▶ [WHAT THIS TASK INVOLVES]
Your task is to transcribe all of the data below exactly, omitting the images.

(Collected data)
● ● ● ● ● ● ●

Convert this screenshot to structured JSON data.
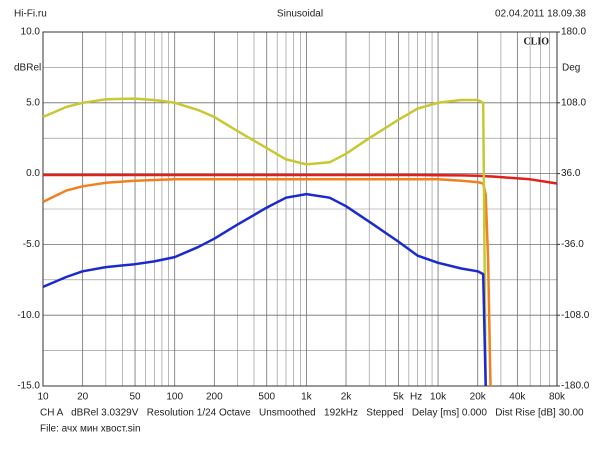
{
  "chart_data": {
    "type": "line",
    "header_left": "Hi-Fi.ru",
    "title": "Sinusoidal",
    "header_right": "02.04.2011 18.09.38",
    "brand": "CLIO",
    "ylabel": "dBRel",
    "y2label": "Deg",
    "xunit": "Hz",
    "footer": "CH A   dBRel 3.0329V   Resolution 1/24 Octave   Unsmoothed   192kHz   Stepped   Delay [ms] 0.000   Dist Rise [dB] 30.00",
    "file": "File: ачх мин хвост.sin",
    "xscale": "log",
    "grid": true,
    "xlim": [
      10,
      80000
    ],
    "xticks": [
      10,
      20,
      50,
      100,
      200,
      500,
      {
        "value": 1000,
        "label": "1k"
      },
      {
        "value": 2000,
        "label": "2k"
      },
      {
        "value": 5000,
        "label": "5k"
      },
      {
        "value": 10000,
        "label": "10k"
      },
      {
        "value": 20000,
        "label": "20k"
      },
      {
        "value": 40000,
        "label": "40k"
      },
      {
        "value": 80000,
        "label": "80k"
      }
    ],
    "xminor": [
      30,
      40,
      60,
      70,
      80,
      90,
      300,
      400,
      600,
      700,
      800,
      900,
      3000,
      4000,
      6000,
      7000,
      8000,
      9000,
      30000,
      50000,
      60000,
      70000
    ],
    "ylim": [
      -15,
      10
    ],
    "yticks": [
      {
        "value": 10,
        "label": "10.0"
      },
      {
        "value": 5,
        "label": "5.0"
      },
      {
        "value": 0,
        "label": "0.0"
      },
      {
        "value": -5,
        "label": "-5.0"
      },
      {
        "value": -10,
        "label": "-10.0"
      },
      {
        "value": -15,
        "label": "-15.0"
      }
    ],
    "yminor": [
      7.5,
      2.5,
      -2.5,
      -7.5,
      -12.5
    ],
    "y2lim": [
      -180,
      180
    ],
    "y2ticks": [
      {
        "value": 180,
        "label": "180.0"
      },
      {
        "value": 108,
        "label": "108.0"
      },
      {
        "value": 36,
        "label": "36.0"
      },
      {
        "value": -36,
        "label": "-36.0"
      },
      {
        "value": -108,
        "label": "-108.0"
      },
      {
        "value": -180,
        "label": "-180.0"
      }
    ],
    "x": [
      10,
      15,
      20,
      30,
      50,
      70,
      100,
      150,
      200,
      300,
      500,
      700,
      1000,
      1500,
      2000,
      3000,
      5000,
      7000,
      10000,
      15000,
      20000,
      22000,
      23000,
      24000,
      25000,
      30000,
      50000,
      80000
    ],
    "series": [
      {
        "color": "#e0201a",
        "values": [
          -0.1,
          -0.1,
          -0.1,
          -0.1,
          -0.1,
          -0.1,
          -0.1,
          -0.1,
          -0.1,
          -0.1,
          -0.1,
          -0.1,
          -0.1,
          -0.1,
          -0.1,
          -0.1,
          -0.1,
          -0.1,
          -0.12,
          -0.13,
          -0.15,
          -0.17,
          -0.18,
          -0.2,
          -0.2,
          -0.25,
          -0.4,
          -0.7
        ]
      },
      {
        "color": "#f08020",
        "values": [
          -2.0,
          -1.2,
          -0.9,
          -0.65,
          -0.5,
          -0.45,
          -0.4,
          -0.4,
          -0.4,
          -0.4,
          -0.4,
          -0.4,
          -0.4,
          -0.4,
          -0.4,
          -0.4,
          -0.4,
          -0.4,
          -0.4,
          -0.5,
          -0.6,
          -0.7,
          -1.5,
          -6,
          -15,
          null,
          null,
          null
        ]
      },
      {
        "color": "#c8c832",
        "values": [
          4.0,
          4.7,
          5.0,
          5.25,
          5.3,
          5.2,
          5.0,
          4.5,
          4.0,
          3.0,
          1.8,
          1.0,
          0.65,
          0.8,
          1.4,
          2.5,
          3.8,
          4.6,
          5.0,
          5.2,
          5.2,
          5.0,
          -15,
          null,
          null,
          null,
          null,
          null
        ]
      },
      {
        "color": "#1a2ad0",
        "values": [
          -8.0,
          -7.3,
          -6.9,
          -6.6,
          -6.4,
          -6.2,
          -5.9,
          -5.2,
          -4.6,
          -3.6,
          -2.4,
          -1.7,
          -1.45,
          -1.7,
          -2.3,
          -3.4,
          -4.8,
          -5.8,
          -6.3,
          -6.7,
          -6.9,
          -7.1,
          -15,
          null,
          null,
          null,
          null,
          null
        ]
      }
    ]
  }
}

● ● ● ● ● ● ●

▶ [COMPLETED TASK]
Convert this screenshot to structured JSON data.
{
  "chart_data": {
    "type": "line",
    "header_left": "Hi-Fi.ru",
    "title": "Sinusoidal",
    "header_right": "02.04.2011 18.09.38",
    "brand": "CLIO",
    "ylabel": "dBRel",
    "y2label": "Deg",
    "xunit": "Hz",
    "footer": "CH A   dBRel 3.0329V   Resolution 1/24 Octave   Unsmoothed   192kHz   Stepped   Delay [ms] 0.000   Dist Rise [dB] 30.00",
    "file": "File: ачх мин хвост.sin",
    "xscale": "log",
    "grid": true,
    "xlim": [
      10,
      80000
    ],
    "xticks": [
      10,
      20,
      50,
      100,
      200,
      500,
      {
        "value": 1000,
        "label": "1k"
      },
      {
        "value": 2000,
        "label": "2k"
      },
      {
        "value": 5000,
        "label": "5k"
      },
      {
        "value": 10000,
        "label": "10k"
      },
      {
        "value": 20000,
        "label": "20k"
      },
      {
        "value": 40000,
        "label": "40k"
      },
      {
        "value": 80000,
        "label": "80k"
      }
    ],
    "xminor": [
      30,
      40,
      60,
      70,
      80,
      90,
      300,
      400,
      600,
      700,
      800,
      900,
      3000,
      4000,
      6000,
      7000,
      8000,
      9000,
      30000,
      50000,
      60000,
      70000
    ],
    "ylim": [
      -15,
      10
    ],
    "yticks": [
      {
        "value": 10,
        "label": "10.0"
      },
      {
        "value": 5,
        "label": "5.0"
      },
      {
        "value": 0,
        "label": "0.0"
      },
      {
        "value": -5,
        "label": "-5.0"
      },
      {
        "value": -10,
        "label": "-10.0"
      },
      {
        "value": -15,
        "label": "-15.0"
      }
    ],
    "yminor": [
      7.5,
      2.5,
      -2.5,
      -7.5,
      -12.5
    ],
    "y2lim": [
      -180,
      180
    ],
    "y2ticks": [
      {
        "value": 180,
        "label": "180.0"
      },
      {
        "value": 108,
        "label": "108.0"
      },
      {
        "value": 36,
        "label": "36.0"
      },
      {
        "value": -36,
        "label": "-36.0"
      },
      {
        "value": -108,
        "label": "-108.0"
      },
      {
        "value": -180,
        "label": "-180.0"
      }
    ],
    "x": [
      10,
      15,
      20,
      30,
      50,
      70,
      100,
      150,
      200,
      300,
      500,
      700,
      1000,
      1500,
      2000,
      3000,
      5000,
      7000,
      10000,
      15000,
      20000,
      22000,
      23000,
      24000,
      25000,
      30000,
      50000,
      80000
    ],
    "series": [
      {
        "color": "#e0201a",
        "values": [
          -0.1,
          -0.1,
          -0.1,
          -0.1,
          -0.1,
          -0.1,
          -0.1,
          -0.1,
          -0.1,
          -0.1,
          -0.1,
          -0.1,
          -0.1,
          -0.1,
          -0.1,
          -0.1,
          -0.1,
          -0.1,
          -0.12,
          -0.13,
          -0.15,
          -0.17,
          -0.18,
          -0.2,
          -0.2,
          -0.25,
          -0.4,
          -0.7
        ]
      },
      {
        "color": "#f08020",
        "values": [
          -2.0,
          -1.2,
          -0.9,
          -0.65,
          -0.5,
          -0.45,
          -0.4,
          -0.4,
          -0.4,
          -0.4,
          -0.4,
          -0.4,
          -0.4,
          -0.4,
          -0.4,
          -0.4,
          -0.4,
          -0.4,
          -0.4,
          -0.5,
          -0.6,
          -0.7,
          -1.5,
          -6,
          -15,
          null,
          null,
          null
        ]
      },
      {
        "color": "#c8c832",
        "values": [
          4.0,
          4.7,
          5.0,
          5.25,
          5.3,
          5.2,
          5.0,
          4.5,
          4.0,
          3.0,
          1.8,
          1.0,
          0.65,
          0.8,
          1.4,
          2.5,
          3.8,
          4.6,
          5.0,
          5.2,
          5.2,
          5.0,
          -15,
          null,
          null,
          null,
          null,
          null
        ]
      },
      {
        "color": "#1a2ad0",
        "values": [
          -8.0,
          -7.3,
          -6.9,
          -6.6,
          -6.4,
          -6.2,
          -5.9,
          -5.2,
          -4.6,
          -3.6,
          -2.4,
          -1.7,
          -1.45,
          -1.7,
          -2.3,
          -3.4,
          -4.8,
          -5.8,
          -6.3,
          -6.7,
          -6.9,
          -7.1,
          -15,
          null,
          null,
          null,
          null,
          null
        ]
      }
    ]
  }
}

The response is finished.